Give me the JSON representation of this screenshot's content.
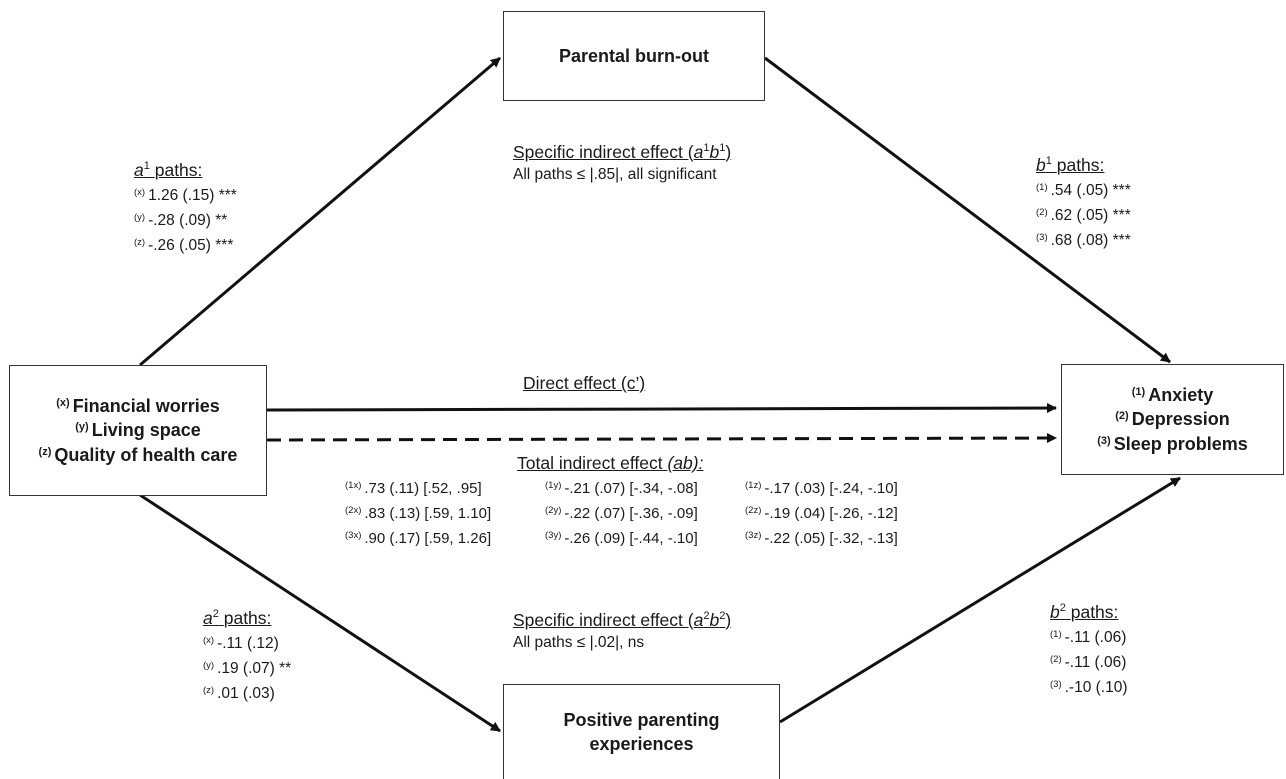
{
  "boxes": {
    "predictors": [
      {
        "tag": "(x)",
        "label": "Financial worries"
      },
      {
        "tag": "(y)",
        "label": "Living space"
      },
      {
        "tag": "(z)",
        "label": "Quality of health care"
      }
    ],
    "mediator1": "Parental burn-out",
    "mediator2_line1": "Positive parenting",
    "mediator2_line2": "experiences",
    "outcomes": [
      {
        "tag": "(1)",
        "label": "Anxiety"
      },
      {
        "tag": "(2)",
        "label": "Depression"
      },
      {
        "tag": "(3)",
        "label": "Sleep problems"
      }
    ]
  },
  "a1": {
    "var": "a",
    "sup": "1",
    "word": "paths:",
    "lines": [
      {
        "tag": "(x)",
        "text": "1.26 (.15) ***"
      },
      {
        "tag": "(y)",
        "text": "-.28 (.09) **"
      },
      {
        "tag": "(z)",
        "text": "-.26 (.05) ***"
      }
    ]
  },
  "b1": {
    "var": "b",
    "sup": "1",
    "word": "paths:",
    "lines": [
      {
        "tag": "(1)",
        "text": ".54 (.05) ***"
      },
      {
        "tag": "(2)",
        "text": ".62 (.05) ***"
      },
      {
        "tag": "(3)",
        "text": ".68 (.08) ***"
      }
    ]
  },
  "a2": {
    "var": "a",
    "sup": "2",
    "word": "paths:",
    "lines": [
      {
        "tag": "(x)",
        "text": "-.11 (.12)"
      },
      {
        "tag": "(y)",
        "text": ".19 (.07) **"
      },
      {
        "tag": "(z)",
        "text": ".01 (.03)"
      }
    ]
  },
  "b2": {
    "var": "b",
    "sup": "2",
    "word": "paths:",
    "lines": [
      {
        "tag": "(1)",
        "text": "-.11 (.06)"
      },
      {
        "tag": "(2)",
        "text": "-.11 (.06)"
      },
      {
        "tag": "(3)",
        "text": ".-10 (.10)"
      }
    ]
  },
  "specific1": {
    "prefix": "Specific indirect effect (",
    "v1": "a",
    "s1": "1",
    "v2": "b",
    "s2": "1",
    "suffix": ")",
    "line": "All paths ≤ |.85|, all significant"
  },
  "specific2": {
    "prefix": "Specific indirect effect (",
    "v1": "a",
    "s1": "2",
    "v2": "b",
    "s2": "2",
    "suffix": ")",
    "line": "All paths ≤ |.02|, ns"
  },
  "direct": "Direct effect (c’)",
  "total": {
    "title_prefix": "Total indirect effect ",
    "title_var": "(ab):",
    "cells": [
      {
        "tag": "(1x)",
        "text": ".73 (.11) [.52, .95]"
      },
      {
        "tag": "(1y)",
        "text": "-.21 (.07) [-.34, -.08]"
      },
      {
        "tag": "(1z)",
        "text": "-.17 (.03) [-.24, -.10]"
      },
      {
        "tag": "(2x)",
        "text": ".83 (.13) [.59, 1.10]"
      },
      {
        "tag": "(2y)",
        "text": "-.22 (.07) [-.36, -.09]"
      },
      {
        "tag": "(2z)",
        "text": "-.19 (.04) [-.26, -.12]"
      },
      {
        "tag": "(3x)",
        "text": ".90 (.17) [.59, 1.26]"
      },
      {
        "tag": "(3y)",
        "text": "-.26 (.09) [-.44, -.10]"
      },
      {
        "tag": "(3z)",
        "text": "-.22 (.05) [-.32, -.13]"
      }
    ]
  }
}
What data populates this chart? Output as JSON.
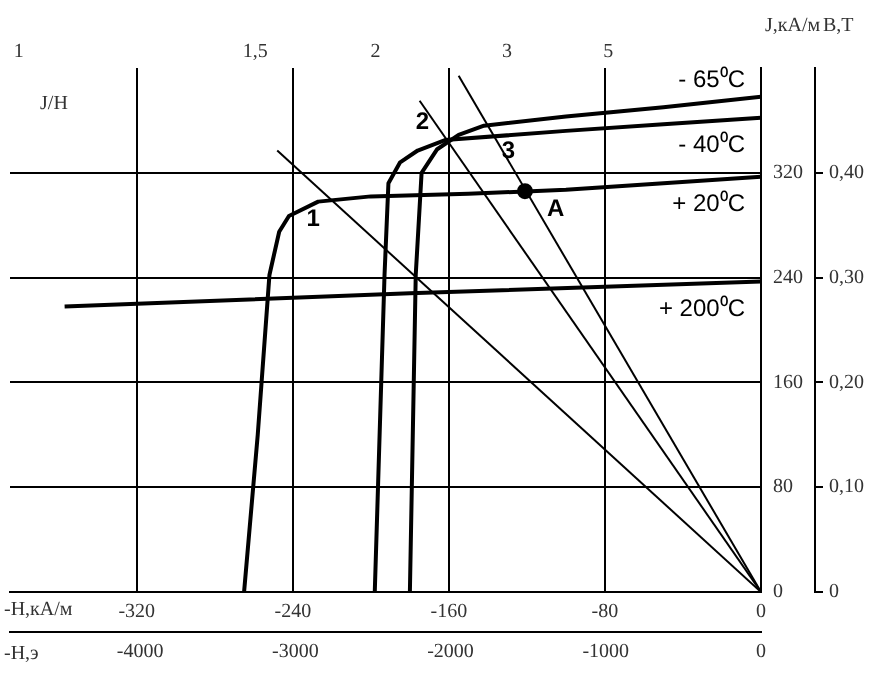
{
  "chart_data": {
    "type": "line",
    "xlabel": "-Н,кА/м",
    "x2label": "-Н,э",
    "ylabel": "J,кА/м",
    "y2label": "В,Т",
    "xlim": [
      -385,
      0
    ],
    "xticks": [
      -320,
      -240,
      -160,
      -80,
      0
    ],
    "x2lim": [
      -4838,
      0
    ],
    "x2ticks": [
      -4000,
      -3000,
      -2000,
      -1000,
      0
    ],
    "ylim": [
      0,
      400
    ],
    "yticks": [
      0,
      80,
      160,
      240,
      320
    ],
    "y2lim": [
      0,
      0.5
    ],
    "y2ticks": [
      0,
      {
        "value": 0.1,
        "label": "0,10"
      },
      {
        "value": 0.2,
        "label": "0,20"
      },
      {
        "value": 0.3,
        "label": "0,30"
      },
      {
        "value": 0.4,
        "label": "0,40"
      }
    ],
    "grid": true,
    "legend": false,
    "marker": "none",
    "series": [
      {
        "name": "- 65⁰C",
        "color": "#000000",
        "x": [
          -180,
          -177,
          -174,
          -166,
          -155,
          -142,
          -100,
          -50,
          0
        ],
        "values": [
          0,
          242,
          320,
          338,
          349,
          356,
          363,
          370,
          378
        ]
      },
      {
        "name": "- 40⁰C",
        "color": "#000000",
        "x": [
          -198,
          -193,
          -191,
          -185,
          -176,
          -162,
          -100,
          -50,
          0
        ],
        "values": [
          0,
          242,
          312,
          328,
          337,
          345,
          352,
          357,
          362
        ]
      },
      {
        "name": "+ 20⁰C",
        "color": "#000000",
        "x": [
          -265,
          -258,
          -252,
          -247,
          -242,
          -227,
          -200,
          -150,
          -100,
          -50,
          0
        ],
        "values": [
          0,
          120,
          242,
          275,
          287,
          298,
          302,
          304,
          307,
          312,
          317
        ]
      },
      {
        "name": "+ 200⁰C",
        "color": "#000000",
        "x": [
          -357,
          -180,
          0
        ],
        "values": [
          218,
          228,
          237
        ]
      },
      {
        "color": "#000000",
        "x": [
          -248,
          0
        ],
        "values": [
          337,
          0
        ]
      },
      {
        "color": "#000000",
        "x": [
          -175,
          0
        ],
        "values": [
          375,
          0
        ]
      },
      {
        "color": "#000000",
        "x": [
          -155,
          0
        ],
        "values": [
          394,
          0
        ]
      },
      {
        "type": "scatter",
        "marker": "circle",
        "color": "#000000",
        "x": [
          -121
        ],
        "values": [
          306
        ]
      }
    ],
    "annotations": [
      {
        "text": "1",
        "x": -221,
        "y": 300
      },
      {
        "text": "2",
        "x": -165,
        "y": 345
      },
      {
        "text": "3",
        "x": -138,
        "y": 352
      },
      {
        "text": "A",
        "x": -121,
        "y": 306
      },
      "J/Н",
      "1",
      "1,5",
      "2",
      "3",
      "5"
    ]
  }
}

============

Challenge -
Restate the records above in full, word for word. Keep pictures out.

Correct response -
Give me the JSON representation of this screenshot's content.
{
  "boxes": {
    "predictors": [
      {
        "tag": "(x)",
        "label": "Financial worries"
      },
      {
        "tag": "(y)",
        "label": "Living space"
      },
      {
        "tag": "(z)",
        "label": "Quality of health care"
      }
    ],
    "mediator1": "Parental burn-out",
    "mediator2_line1": "Positive parenting",
    "mediator2_line2": "experiences",
    "outcomes": [
      {
        "tag": "(1)",
        "label": "Anxiety"
      },
      {
        "tag": "(2)",
        "label": "Depression"
      },
      {
        "tag": "(3)",
        "label": "Sleep problems"
      }
    ]
  },
  "a1": {
    "var": "a",
    "sup": "1",
    "word": "paths:",
    "lines": [
      {
        "tag": "(x)",
        "text": "1.26 (.15) ***"
      },
      {
        "tag": "(y)",
        "text": "-.28 (.09) **"
      },
      {
        "tag": "(z)",
        "text": "-.26 (.05) ***"
      }
    ]
  },
  "b1": {
    "var": "b",
    "sup": "1",
    "word": "paths:",
    "lines": [
      {
        "tag": "(1)",
        "text": ".54 (.05) ***"
      },
      {
        "tag": "(2)",
        "text": ".62 (.05) ***"
      },
      {
        "tag": "(3)",
        "text": ".68 (.08) ***"
      }
    ]
  },
  "a2": {
    "var": "a",
    "sup": "2",
    "word": "paths:",
    "lines": [
      {
        "tag": "(x)",
        "text": "-.11 (.12)"
      },
      {
        "tag": "(y)",
        "text": ".19 (.07) **"
      },
      {
        "tag": "(z)",
        "text": ".01 (.03)"
      }
    ]
  },
  "b2": {
    "var": "b",
    "sup": "2",
    "word": "paths:",
    "lines": [
      {
        "tag": "(1)",
        "text": "-.11 (.06)"
      },
      {
        "tag": "(2)",
        "text": "-.11 (.06)"
      },
      {
        "tag": "(3)",
        "text": ".-10 (.10)"
      }
    ]
  },
  "specific1": {
    "prefix": "Specific indirect effect (",
    "v1": "a",
    "s1": "1",
    "v2": "b",
    "s2": "1",
    "suffix": ")",
    "line": "All paths ≤ |.85|, all significant"
  },
  "specific2": {
    "prefix": "Specific indirect effect (",
    "v1": "a",
    "s1": "2",
    "v2": "b",
    "s2": "2",
    "suffix": ")",
    "line": "All paths ≤ |.02|, ns"
  },
  "direct": "Direct effect (c’)",
  "total": {
    "title_prefix": "Total indirect effect ",
    "title_var": "(ab):",
    "cells": [
      {
        "tag": "(1x)",
        "text": ".73 (.11) [.52, .95]"
      },
      {
        "tag": "(1y)",
        "text": "-.21 (.07) [-.34, -.08]"
      },
      {
        "tag": "(1z)",
        "text": "-.17 (.03) [-.24, -.10]"
      },
      {
        "tag": "(2x)",
        "text": ".83 (.13) [.59, 1.10]"
      },
      {
        "tag": "(2y)",
        "text": "-.22 (.07) [-.36, -.09]"
      },
      {
        "tag": "(2z)",
        "text": "-.19 (.04) [-.26, -.12]"
      },
      {
        "tag": "(3x)",
        "text": ".90 (.17) [.59, 1.26]"
      },
      {
        "tag": "(3y)",
        "text": "-.26 (.09) [-.44, -.10]"
      },
      {
        "tag": "(3z)",
        "text": "-.22 (.05) [-.32, -.13]"
      }
    ]
  }
}
What data populates this chart? Output as JSON.
{
  "chart_data": {
    "type": "line",
    "xlabel": "-Н,кА/м",
    "x2label": "-Н,э",
    "ylabel": "J,кА/м",
    "y2label": "В,Т",
    "xlim": [
      -385,
      0
    ],
    "xticks": [
      -320,
      -240,
      -160,
      -80,
      0
    ],
    "x2lim": [
      -4838,
      0
    ],
    "x2ticks": [
      -4000,
      -3000,
      -2000,
      -1000,
      0
    ],
    "ylim": [
      0,
      400
    ],
    "yticks": [
      0,
      80,
      160,
      240,
      320
    ],
    "y2lim": [
      0,
      0.5
    ],
    "y2ticks": [
      0,
      {
        "value": 0.1,
        "label": "0,10"
      },
      {
        "value": 0.2,
        "label": "0,20"
      },
      {
        "value": 0.3,
        "label": "0,30"
      },
      {
        "value": 0.4,
        "label": "0,40"
      }
    ],
    "grid": true,
    "legend": false,
    "marker": "none",
    "series": [
      {
        "name": "- 65⁰C",
        "color": "#000000",
        "x": [
          -180,
          -177,
          -174,
          -166,
          -155,
          -142,
          -100,
          -50,
          0
        ],
        "values": [
          0,
          242,
          320,
          338,
          349,
          356,
          363,
          370,
          378
        ]
      },
      {
        "name": "- 40⁰C",
        "color": "#000000",
        "x": [
          -198,
          -193,
          -191,
          -185,
          -176,
          -162,
          -100,
          -50,
          0
        ],
        "values": [
          0,
          242,
          312,
          328,
          337,
          345,
          352,
          357,
          362
        ]
      },
      {
        "name": "+ 20⁰C",
        "color": "#000000",
        "x": [
          -265,
          -258,
          -252,
          -247,
          -242,
          -227,
          -200,
          -150,
          -100,
          -50,
          0
        ],
        "values": [
          0,
          120,
          242,
          275,
          287,
          298,
          302,
          304,
          307,
          312,
          317
        ]
      },
      {
        "name": "+ 200⁰C",
        "color": "#000000",
        "x": [
          -357,
          -180,
          0
        ],
        "values": [
          218,
          228,
          237
        ]
      },
      {
        "color": "#000000",
        "x": [
          -248,
          0
        ],
        "values": [
          337,
          0
        ]
      },
      {
        "color": "#000000",
        "x": [
          -175,
          0
        ],
        "values": [
          375,
          0
        ]
      },
      {
        "color": "#000000",
        "x": [
          -155,
          0
        ],
        "values": [
          394,
          0
        ]
      },
      {
        "type": "scatter",
        "marker": "circle",
        "color": "#000000",
        "x": [
          -121
        ],
        "values": [
          306
        ]
      }
    ],
    "annotations": [
      {
        "text": "1",
        "x": -221,
        "y": 300
      },
      {
        "text": "2",
        "x": -165,
        "y": 345
      },
      {
        "text": "3",
        "x": -138,
        "y": 352
      },
      {
        "text": "A",
        "x": -121,
        "y": 306
      },
      "J/Н",
      "1",
      "1,5",
      "2",
      "3",
      "5"
    ]
  }
}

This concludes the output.